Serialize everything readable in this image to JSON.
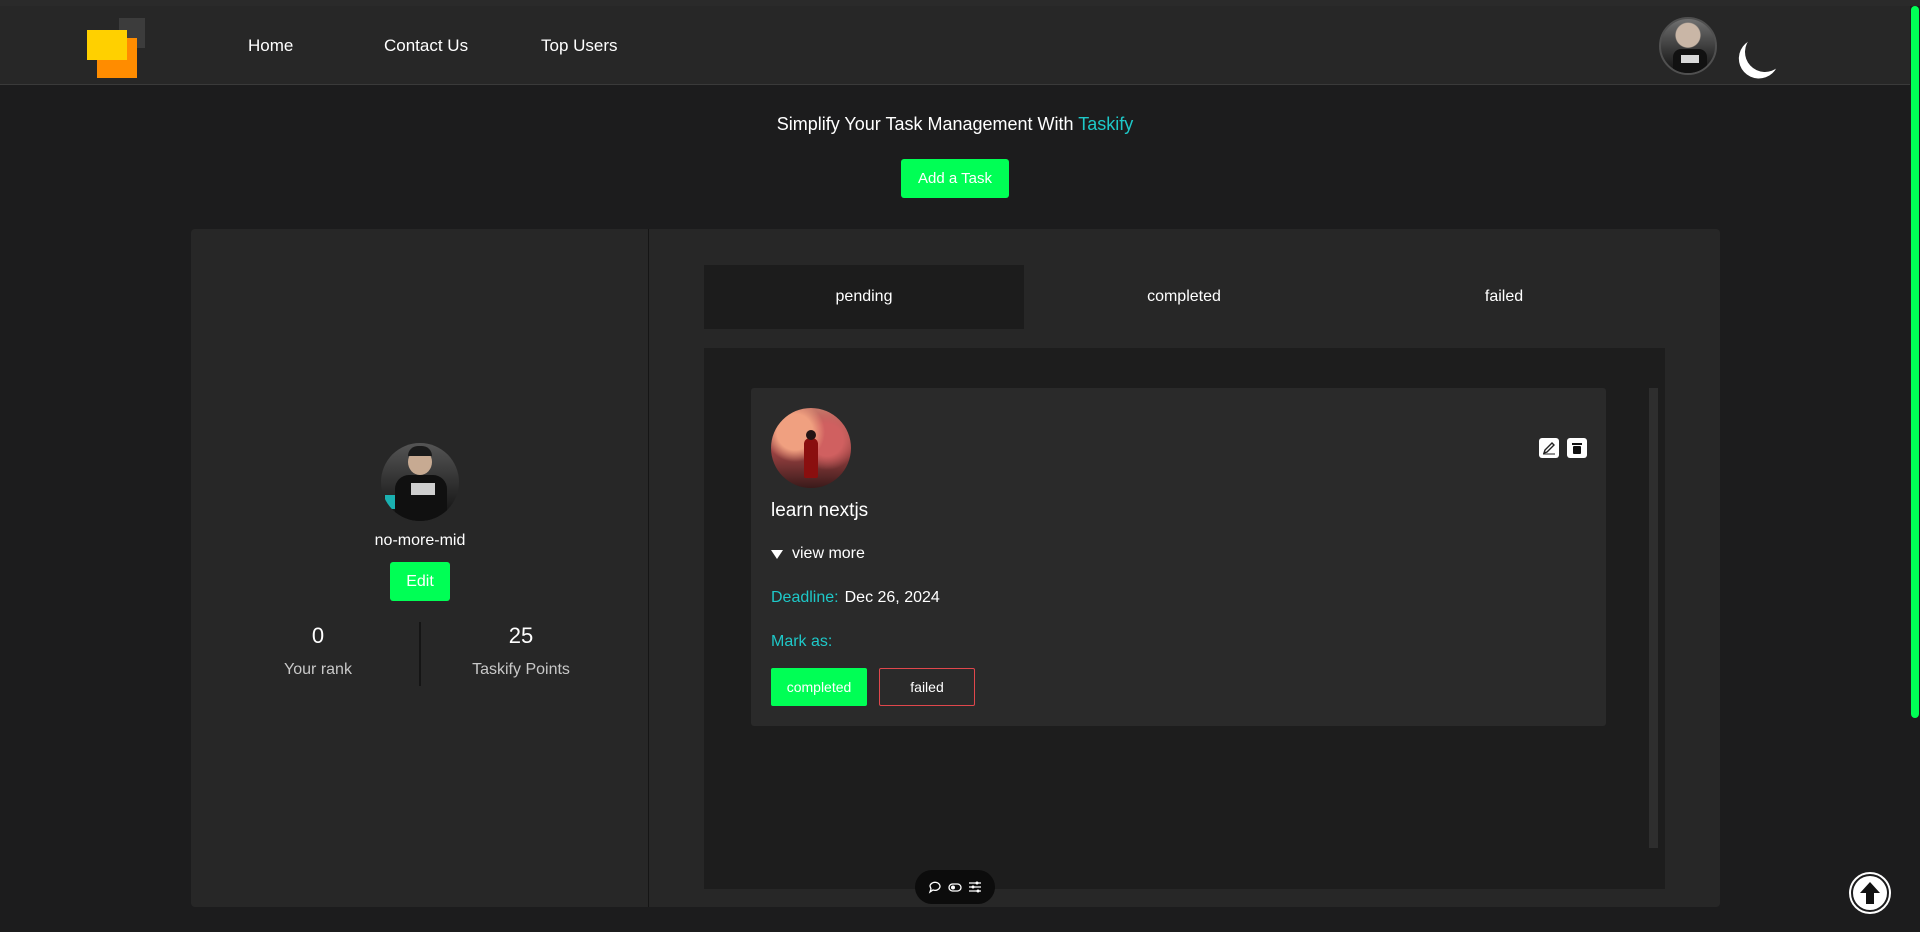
{
  "nav": {
    "links": [
      "Home",
      "Contact Us",
      "Top Users"
    ]
  },
  "hero": {
    "tagline_prefix": "Simplify Your Task Management With ",
    "brand": "Taskify",
    "add_task_label": "Add a Task"
  },
  "profile": {
    "username": "no-more-mid",
    "edit_label": "Edit",
    "rank_value": "0",
    "rank_label": "Your rank",
    "points_value": "25",
    "points_label": "Taskify Points"
  },
  "tabs": {
    "items": [
      "pending",
      "completed",
      "failed"
    ],
    "active": "pending"
  },
  "task": {
    "title": "learn nextjs",
    "view_more": "view more",
    "deadline_label": "Deadline:",
    "deadline_value": "Dec 26, 2024",
    "mark_as_label": "Mark as:",
    "completed_label": "completed",
    "failed_label": "failed"
  },
  "icons": {
    "edit": "edit-icon",
    "delete": "trash-icon",
    "theme": "moon-icon",
    "scroll_top": "arrow-up-icon",
    "pill": [
      "chat-icon",
      "toggle-icon",
      "sliders-icon"
    ]
  },
  "colors": {
    "accent_green": "#00ff55",
    "brand_teal": "#1ec8c8",
    "danger_red": "#e0474c",
    "logo_yellow": "#ffd000",
    "logo_orange": "#ff8c00"
  }
}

# # #

> _Objective_: Reproduce all entries without any change, and omit the pictures.

> _Full solution_:
Serialize everything readable in this image to JSON.
{
  "nav": {
    "links": [
      "Home",
      "Contact Us",
      "Top Users"
    ]
  },
  "hero": {
    "tagline_prefix": "Simplify Your Task Management With ",
    "brand": "Taskify",
    "add_task_label": "Add a Task"
  },
  "profile": {
    "username": "no-more-mid",
    "edit_label": "Edit",
    "rank_value": "0",
    "rank_label": "Your rank",
    "points_value": "25",
    "points_label": "Taskify Points"
  },
  "tabs": {
    "items": [
      "pending",
      "completed",
      "failed"
    ],
    "active": "pending"
  },
  "task": {
    "title": "learn nextjs",
    "view_more": "view more",
    "deadline_label": "Deadline:",
    "deadline_value": "Dec 26, 2024",
    "mark_as_label": "Mark as:",
    "completed_label": "completed",
    "failed_label": "failed"
  },
  "icons": {
    "edit": "edit-icon",
    "delete": "trash-icon",
    "theme": "moon-icon",
    "scroll_top": "arrow-up-icon",
    "pill": [
      "chat-icon",
      "toggle-icon",
      "sliders-icon"
    ]
  },
  "colors": {
    "accent_green": "#00ff55",
    "brand_teal": "#1ec8c8",
    "danger_red": "#e0474c",
    "logo_yellow": "#ffd000",
    "logo_orange": "#ff8c00"
  }
}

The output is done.